Stored data:

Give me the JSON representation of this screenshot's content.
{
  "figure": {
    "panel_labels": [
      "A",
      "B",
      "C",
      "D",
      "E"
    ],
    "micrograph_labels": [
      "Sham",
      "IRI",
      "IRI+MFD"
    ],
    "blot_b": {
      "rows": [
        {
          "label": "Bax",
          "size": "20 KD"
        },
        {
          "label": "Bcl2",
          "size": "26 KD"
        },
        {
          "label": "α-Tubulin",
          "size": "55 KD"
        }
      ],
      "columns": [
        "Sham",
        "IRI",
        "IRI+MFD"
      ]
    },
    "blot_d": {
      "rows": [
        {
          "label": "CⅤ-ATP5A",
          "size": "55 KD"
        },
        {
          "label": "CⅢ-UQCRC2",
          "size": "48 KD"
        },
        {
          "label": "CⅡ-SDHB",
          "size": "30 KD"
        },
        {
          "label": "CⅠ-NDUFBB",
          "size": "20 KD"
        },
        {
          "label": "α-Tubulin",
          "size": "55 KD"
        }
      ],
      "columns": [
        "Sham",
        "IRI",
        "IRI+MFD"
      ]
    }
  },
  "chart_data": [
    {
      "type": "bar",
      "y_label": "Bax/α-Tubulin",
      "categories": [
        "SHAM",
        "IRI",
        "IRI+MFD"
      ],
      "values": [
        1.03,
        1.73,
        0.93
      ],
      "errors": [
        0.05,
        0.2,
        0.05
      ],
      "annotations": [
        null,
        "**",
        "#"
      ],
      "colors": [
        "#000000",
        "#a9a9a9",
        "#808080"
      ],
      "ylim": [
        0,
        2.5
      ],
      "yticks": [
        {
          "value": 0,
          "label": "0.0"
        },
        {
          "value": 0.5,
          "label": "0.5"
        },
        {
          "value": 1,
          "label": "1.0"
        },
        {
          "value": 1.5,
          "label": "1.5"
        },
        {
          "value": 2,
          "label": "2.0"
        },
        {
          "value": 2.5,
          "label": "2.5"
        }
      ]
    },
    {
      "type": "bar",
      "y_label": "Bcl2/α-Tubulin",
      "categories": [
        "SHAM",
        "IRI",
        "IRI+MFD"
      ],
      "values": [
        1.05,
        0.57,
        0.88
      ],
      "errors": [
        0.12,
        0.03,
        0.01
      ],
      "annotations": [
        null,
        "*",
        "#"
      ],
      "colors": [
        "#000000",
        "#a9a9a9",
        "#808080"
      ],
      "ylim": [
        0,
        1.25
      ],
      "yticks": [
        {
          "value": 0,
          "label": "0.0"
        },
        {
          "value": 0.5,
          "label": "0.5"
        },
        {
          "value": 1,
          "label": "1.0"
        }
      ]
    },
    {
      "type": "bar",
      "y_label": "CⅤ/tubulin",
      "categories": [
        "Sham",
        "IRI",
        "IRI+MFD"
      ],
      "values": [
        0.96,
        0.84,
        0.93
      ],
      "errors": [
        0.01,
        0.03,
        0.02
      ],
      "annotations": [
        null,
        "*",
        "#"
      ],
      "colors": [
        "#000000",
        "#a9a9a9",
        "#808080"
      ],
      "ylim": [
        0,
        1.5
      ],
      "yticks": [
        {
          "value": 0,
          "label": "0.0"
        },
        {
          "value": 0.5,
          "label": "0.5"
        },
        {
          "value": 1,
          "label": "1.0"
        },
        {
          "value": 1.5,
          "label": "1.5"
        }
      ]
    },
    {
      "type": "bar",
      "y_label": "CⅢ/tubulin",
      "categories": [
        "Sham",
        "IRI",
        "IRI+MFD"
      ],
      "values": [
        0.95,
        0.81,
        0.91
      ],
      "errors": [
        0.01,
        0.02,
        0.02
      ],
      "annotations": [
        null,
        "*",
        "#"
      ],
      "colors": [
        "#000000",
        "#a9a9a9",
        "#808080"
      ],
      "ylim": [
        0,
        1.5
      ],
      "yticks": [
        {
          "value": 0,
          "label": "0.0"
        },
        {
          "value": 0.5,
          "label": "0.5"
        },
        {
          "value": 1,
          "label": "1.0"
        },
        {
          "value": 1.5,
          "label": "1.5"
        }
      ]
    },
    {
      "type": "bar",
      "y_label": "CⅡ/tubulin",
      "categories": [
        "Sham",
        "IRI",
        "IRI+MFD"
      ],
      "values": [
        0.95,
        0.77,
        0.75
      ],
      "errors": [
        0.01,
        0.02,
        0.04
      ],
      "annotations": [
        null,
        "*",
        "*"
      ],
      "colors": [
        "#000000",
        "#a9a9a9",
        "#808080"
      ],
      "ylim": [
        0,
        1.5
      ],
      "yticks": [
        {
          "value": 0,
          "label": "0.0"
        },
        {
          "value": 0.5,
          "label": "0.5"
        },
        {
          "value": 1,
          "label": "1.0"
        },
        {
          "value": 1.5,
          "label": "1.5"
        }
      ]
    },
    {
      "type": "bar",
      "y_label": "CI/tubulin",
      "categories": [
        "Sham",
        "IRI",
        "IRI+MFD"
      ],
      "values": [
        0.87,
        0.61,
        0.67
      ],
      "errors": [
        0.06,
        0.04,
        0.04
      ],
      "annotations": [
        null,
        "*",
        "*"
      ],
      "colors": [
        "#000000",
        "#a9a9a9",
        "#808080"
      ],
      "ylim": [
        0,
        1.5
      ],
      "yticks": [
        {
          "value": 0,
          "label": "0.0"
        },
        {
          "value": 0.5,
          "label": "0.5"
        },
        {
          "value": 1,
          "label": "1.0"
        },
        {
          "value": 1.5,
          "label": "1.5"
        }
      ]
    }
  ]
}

▸ DESCRIPTION OF THE TASK
Quote every entry exactly.

▸ SOLUTION TO THIS EXERCISE
Give me the JSON representation of this screenshot's content.
{
  "figure": {
    "panel_labels": [
      "A",
      "B",
      "C",
      "D",
      "E"
    ],
    "micrograph_labels": [
      "Sham",
      "IRI",
      "IRI+MFD"
    ],
    "blot_b": {
      "rows": [
        {
          "label": "Bax",
          "size": "20 KD"
        },
        {
          "label": "Bcl2",
          "size": "26 KD"
        },
        {
          "label": "α-Tubulin",
          "size": "55 KD"
        }
      ],
      "columns": [
        "Sham",
        "IRI",
        "IRI+MFD"
      ]
    },
    "blot_d": {
      "rows": [
        {
          "label": "CⅤ-ATP5A",
          "size": "55 KD"
        },
        {
          "label": "CⅢ-UQCRC2",
          "size": "48 KD"
        },
        {
          "label": "CⅡ-SDHB",
          "size": "30 KD"
        },
        {
          "label": "CⅠ-NDUFBB",
          "size": "20 KD"
        },
        {
          "label": "α-Tubulin",
          "size": "55 KD"
        }
      ],
      "columns": [
        "Sham",
        "IRI",
        "IRI+MFD"
      ]
    }
  },
  "chart_data": [
    {
      "type": "bar",
      "y_label": "Bax/α-Tubulin",
      "categories": [
        "SHAM",
        "IRI",
        "IRI+MFD"
      ],
      "values": [
        1.03,
        1.73,
        0.93
      ],
      "errors": [
        0.05,
        0.2,
        0.05
      ],
      "annotations": [
        null,
        "**",
        "#"
      ],
      "colors": [
        "#000000",
        "#a9a9a9",
        "#808080"
      ],
      "ylim": [
        0,
        2.5
      ],
      "yticks": [
        {
          "value": 0,
          "label": "0.0"
        },
        {
          "value": 0.5,
          "label": "0.5"
        },
        {
          "value": 1,
          "label": "1.0"
        },
        {
          "value": 1.5,
          "label": "1.5"
        },
        {
          "value": 2,
          "label": "2.0"
        },
        {
          "value": 2.5,
          "label": "2.5"
        }
      ]
    },
    {
      "type": "bar",
      "y_label": "Bcl2/α-Tubulin",
      "categories": [
        "SHAM",
        "IRI",
        "IRI+MFD"
      ],
      "values": [
        1.05,
        0.57,
        0.88
      ],
      "errors": [
        0.12,
        0.03,
        0.01
      ],
      "annotations": [
        null,
        "*",
        "#"
      ],
      "colors": [
        "#000000",
        "#a9a9a9",
        "#808080"
      ],
      "ylim": [
        0,
        1.25
      ],
      "yticks": [
        {
          "value": 0,
          "label": "0.0"
        },
        {
          "value": 0.5,
          "label": "0.5"
        },
        {
          "value": 1,
          "label": "1.0"
        }
      ]
    },
    {
      "type": "bar",
      "y_label": "CⅤ/tubulin",
      "categories": [
        "Sham",
        "IRI",
        "IRI+MFD"
      ],
      "values": [
        0.96,
        0.84,
        0.93
      ],
      "errors": [
        0.01,
        0.03,
        0.02
      ],
      "annotations": [
        null,
        "*",
        "#"
      ],
      "colors": [
        "#000000",
        "#a9a9a9",
        "#808080"
      ],
      "ylim": [
        0,
        1.5
      ],
      "yticks": [
        {
          "value": 0,
          "label": "0.0"
        },
        {
          "value": 0.5,
          "label": "0.5"
        },
        {
          "value": 1,
          "label": "1.0"
        },
        {
          "value": 1.5,
          "label": "1.5"
        }
      ]
    },
    {
      "type": "bar",
      "y_label": "CⅢ/tubulin",
      "categories": [
        "Sham",
        "IRI",
        "IRI+MFD"
      ],
      "values": [
        0.95,
        0.81,
        0.91
      ],
      "errors": [
        0.01,
        0.02,
        0.02
      ],
      "annotations": [
        null,
        "*",
        "#"
      ],
      "colors": [
        "#000000",
        "#a9a9a9",
        "#808080"
      ],
      "ylim": [
        0,
        1.5
      ],
      "yticks": [
        {
          "value": 0,
          "label": "0.0"
        },
        {
          "value": 0.5,
          "label": "0.5"
        },
        {
          "value": 1,
          "label": "1.0"
        },
        {
          "value": 1.5,
          "label": "1.5"
        }
      ]
    },
    {
      "type": "bar",
      "y_label": "CⅡ/tubulin",
      "categories": [
        "Sham",
        "IRI",
        "IRI+MFD"
      ],
      "values": [
        0.95,
        0.77,
        0.75
      ],
      "errors": [
        0.01,
        0.02,
        0.04
      ],
      "annotations": [
        null,
        "*",
        "*"
      ],
      "colors": [
        "#000000",
        "#a9a9a9",
        "#808080"
      ],
      "ylim": [
        0,
        1.5
      ],
      "yticks": [
        {
          "value": 0,
          "label": "0.0"
        },
        {
          "value": 0.5,
          "label": "0.5"
        },
        {
          "value": 1,
          "label": "1.0"
        },
        {
          "value": 1.5,
          "label": "1.5"
        }
      ]
    },
    {
      "type": "bar",
      "y_label": "CI/tubulin",
      "categories": [
        "Sham",
        "IRI",
        "IRI+MFD"
      ],
      "values": [
        0.87,
        0.61,
        0.67
      ],
      "errors": [
        0.06,
        0.04,
        0.04
      ],
      "annotations": [
        null,
        "*",
        "*"
      ],
      "colors": [
        "#000000",
        "#a9a9a9",
        "#808080"
      ],
      "ylim": [
        0,
        1.5
      ],
      "yticks": [
        {
          "value": 0,
          "label": "0.0"
        },
        {
          "value": 0.5,
          "label": "0.5"
        },
        {
          "value": 1,
          "label": "1.0"
        },
        {
          "value": 1.5,
          "label": "1.5"
        }
      ]
    }
  ]
}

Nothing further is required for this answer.